---- GIVEN DATA
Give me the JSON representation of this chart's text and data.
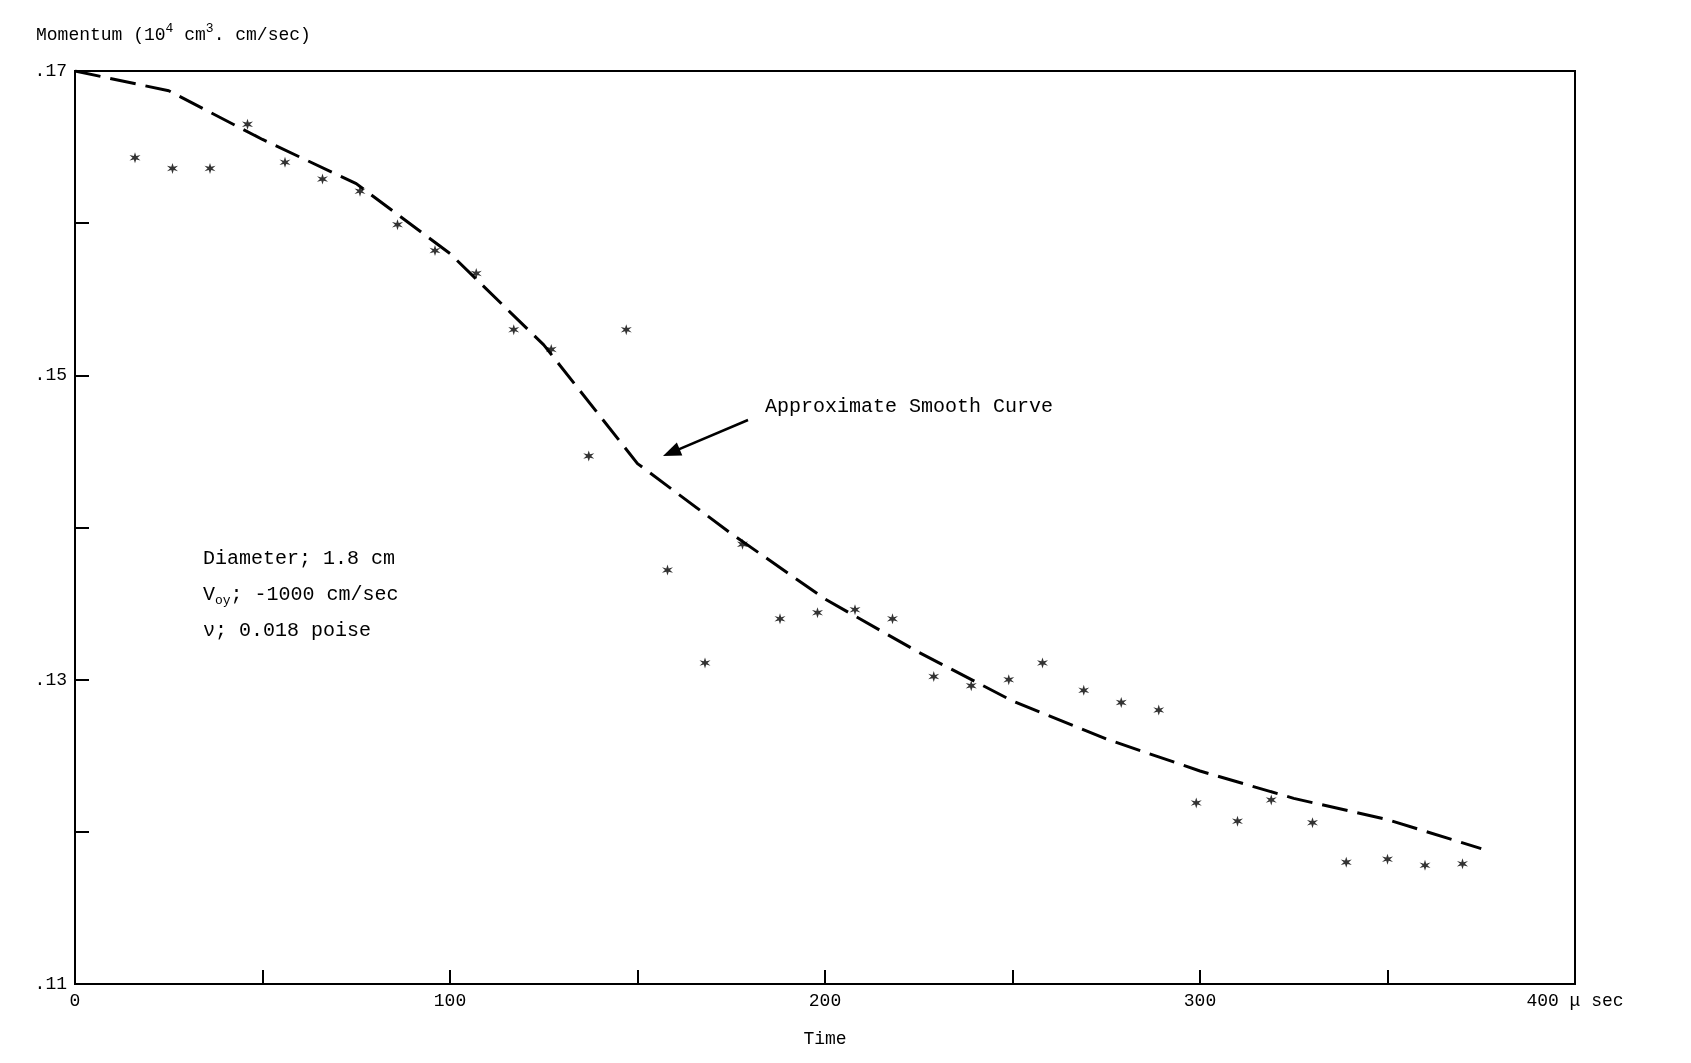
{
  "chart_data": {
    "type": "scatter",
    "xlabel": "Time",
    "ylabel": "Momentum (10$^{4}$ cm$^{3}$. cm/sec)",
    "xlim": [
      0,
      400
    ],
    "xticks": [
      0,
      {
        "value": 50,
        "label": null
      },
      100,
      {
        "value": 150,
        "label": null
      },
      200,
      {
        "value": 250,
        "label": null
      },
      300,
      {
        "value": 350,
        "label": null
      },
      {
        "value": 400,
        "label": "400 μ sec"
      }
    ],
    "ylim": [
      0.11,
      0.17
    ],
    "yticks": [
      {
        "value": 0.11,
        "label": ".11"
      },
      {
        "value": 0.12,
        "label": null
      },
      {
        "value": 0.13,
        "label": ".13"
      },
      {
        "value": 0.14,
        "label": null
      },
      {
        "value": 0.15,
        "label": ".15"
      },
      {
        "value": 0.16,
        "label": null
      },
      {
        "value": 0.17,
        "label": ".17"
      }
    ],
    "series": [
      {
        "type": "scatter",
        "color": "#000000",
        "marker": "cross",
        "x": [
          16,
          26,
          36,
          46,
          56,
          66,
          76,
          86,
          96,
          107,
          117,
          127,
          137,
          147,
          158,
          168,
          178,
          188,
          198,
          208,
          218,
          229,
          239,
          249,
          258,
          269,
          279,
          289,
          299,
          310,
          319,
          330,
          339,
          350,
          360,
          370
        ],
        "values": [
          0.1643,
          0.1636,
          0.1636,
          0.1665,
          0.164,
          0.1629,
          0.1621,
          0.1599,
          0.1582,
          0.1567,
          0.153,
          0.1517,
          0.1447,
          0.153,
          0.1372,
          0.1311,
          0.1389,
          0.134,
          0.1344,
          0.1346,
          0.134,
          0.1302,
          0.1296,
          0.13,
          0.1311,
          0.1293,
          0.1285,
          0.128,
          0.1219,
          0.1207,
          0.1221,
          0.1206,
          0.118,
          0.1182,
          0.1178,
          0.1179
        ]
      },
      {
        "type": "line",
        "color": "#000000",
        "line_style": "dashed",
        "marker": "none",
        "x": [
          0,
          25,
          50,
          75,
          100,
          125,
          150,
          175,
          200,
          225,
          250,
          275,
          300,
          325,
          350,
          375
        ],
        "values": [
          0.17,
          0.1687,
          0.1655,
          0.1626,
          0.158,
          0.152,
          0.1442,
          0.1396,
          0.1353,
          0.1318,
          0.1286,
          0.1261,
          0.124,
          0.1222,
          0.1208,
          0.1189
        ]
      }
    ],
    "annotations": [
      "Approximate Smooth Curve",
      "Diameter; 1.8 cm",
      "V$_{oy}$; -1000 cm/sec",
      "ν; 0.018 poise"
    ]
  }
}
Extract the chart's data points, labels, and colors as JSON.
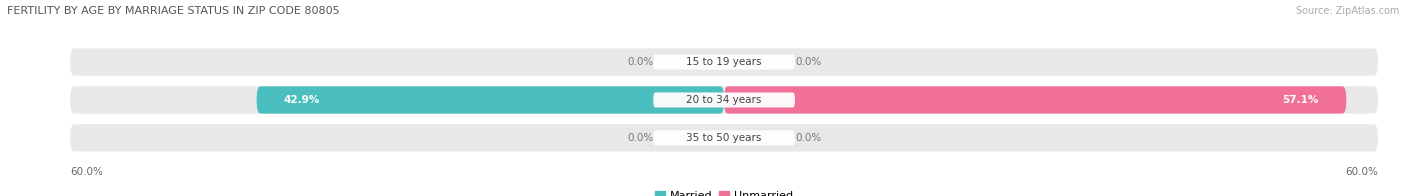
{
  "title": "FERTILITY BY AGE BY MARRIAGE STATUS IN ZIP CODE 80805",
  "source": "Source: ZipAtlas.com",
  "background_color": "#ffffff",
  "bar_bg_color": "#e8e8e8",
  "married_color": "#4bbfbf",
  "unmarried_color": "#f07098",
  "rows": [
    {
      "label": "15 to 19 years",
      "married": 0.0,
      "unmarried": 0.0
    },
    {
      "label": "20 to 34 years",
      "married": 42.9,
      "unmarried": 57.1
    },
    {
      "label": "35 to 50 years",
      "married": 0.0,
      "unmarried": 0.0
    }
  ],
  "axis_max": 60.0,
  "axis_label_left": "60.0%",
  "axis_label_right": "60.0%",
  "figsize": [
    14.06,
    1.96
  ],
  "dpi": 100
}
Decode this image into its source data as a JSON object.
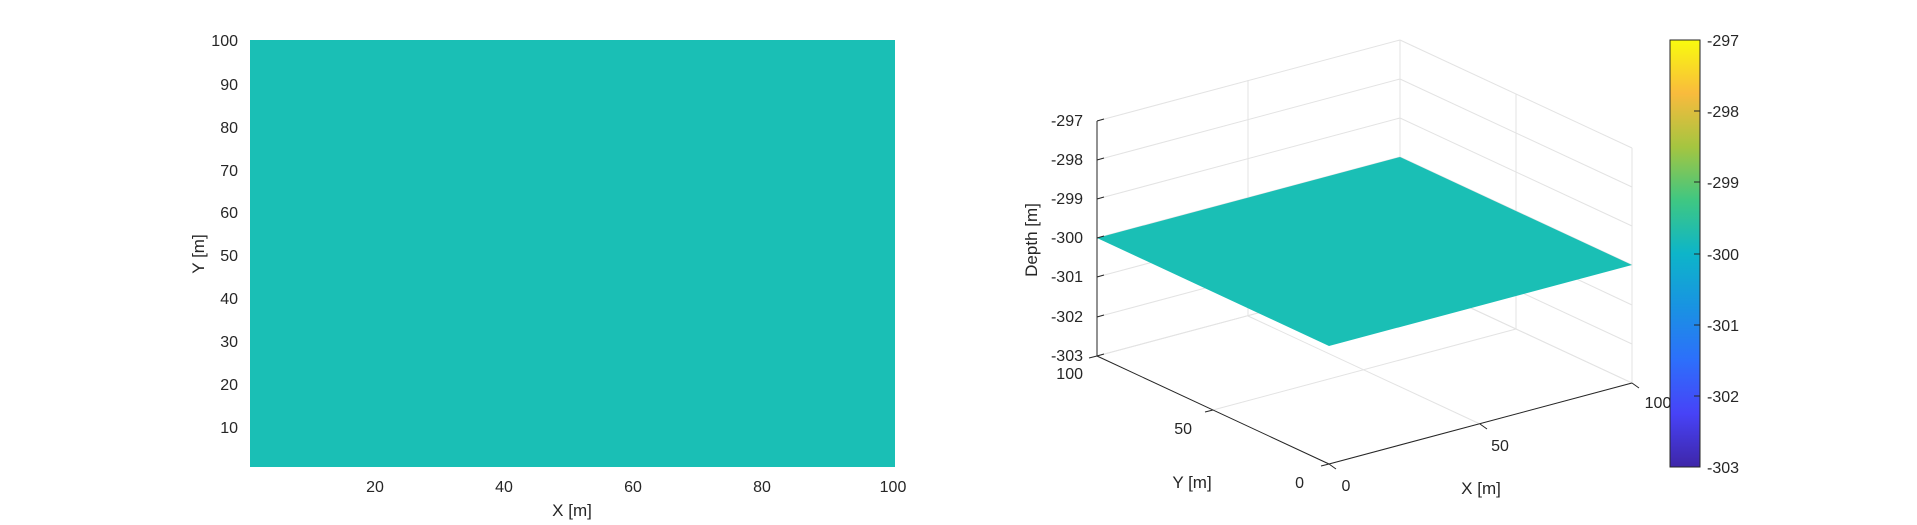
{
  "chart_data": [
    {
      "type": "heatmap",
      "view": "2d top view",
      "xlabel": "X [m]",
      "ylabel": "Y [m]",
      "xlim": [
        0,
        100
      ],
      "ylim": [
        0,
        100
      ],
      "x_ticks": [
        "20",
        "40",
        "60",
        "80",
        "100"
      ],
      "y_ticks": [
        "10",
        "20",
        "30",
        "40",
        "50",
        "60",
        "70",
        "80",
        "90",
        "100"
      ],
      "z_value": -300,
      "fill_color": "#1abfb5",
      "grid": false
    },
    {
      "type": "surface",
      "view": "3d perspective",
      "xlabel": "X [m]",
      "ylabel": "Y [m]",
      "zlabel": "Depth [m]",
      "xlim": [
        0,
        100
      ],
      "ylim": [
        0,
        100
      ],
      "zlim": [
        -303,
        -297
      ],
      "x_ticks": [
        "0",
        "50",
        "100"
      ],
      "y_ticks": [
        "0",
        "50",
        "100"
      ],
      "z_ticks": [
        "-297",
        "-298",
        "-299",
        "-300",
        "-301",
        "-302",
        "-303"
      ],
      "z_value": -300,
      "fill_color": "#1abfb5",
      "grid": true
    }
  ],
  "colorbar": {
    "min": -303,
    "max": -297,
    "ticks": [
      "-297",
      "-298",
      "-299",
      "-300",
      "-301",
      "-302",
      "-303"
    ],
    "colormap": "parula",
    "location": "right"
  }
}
--------
Copy, from the material above, each line in which the string "years" occurs.

      "label": "15 to 19 years",
      "label": "20 to 34 years",
      "label": "35 to 50 years",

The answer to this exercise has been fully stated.